→ **Task directions**: State the number of lines where "JSON" appears. Add nothing else.

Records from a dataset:

━━━━

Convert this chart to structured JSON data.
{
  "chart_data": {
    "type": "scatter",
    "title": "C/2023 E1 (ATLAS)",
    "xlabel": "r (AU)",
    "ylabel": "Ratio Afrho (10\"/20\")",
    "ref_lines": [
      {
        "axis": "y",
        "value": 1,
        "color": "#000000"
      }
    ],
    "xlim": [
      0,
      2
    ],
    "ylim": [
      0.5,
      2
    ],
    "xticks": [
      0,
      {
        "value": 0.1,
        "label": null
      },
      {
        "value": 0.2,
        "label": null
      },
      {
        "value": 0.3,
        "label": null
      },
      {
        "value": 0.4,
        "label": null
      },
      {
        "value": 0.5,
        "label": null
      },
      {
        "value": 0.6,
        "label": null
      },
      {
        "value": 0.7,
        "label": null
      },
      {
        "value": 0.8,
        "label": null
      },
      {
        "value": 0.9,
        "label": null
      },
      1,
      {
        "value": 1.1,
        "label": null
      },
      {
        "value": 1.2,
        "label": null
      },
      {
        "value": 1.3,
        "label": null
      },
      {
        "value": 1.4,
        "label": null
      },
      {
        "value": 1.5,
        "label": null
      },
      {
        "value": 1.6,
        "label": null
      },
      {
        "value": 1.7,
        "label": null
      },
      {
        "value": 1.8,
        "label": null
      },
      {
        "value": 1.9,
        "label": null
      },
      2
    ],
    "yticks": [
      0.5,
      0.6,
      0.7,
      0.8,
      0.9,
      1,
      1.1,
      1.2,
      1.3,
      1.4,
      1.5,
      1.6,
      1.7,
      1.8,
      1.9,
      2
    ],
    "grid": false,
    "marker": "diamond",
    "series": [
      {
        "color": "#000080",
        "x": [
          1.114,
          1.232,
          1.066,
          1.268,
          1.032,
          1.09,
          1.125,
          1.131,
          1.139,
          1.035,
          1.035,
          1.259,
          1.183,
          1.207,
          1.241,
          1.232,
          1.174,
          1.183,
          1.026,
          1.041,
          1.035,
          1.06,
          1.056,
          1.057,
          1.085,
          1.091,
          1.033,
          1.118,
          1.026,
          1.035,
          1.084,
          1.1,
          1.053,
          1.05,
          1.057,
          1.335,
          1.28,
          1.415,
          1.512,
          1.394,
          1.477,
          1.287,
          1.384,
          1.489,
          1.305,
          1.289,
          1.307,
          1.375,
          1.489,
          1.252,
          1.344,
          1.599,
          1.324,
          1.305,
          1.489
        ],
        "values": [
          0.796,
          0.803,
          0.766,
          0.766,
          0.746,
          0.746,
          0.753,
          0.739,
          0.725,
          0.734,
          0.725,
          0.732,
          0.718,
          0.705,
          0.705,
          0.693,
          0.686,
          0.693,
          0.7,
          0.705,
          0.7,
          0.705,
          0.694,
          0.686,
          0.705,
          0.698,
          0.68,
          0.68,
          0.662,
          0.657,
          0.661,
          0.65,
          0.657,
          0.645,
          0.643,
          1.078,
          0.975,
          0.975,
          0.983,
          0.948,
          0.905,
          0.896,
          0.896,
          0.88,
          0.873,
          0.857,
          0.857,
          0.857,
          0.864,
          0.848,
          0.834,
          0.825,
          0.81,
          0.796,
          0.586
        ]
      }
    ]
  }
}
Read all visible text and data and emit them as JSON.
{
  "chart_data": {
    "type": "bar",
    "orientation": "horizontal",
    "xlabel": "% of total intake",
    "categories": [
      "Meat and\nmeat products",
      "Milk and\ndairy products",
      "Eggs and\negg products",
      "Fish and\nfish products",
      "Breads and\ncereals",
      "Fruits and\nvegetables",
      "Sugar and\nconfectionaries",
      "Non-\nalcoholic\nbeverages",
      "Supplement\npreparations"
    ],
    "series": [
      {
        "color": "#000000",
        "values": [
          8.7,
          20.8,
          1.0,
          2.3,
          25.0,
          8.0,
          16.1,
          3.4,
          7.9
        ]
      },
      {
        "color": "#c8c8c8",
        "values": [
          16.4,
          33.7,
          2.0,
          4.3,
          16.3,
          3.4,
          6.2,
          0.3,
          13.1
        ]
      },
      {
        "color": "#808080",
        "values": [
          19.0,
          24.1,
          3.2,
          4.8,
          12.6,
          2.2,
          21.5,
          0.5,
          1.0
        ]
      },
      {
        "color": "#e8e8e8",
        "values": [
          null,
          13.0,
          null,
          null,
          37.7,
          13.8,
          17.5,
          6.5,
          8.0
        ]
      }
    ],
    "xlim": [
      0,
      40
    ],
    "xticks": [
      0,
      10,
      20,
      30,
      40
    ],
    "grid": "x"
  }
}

━━━━

→ **Response to the exercise**: 2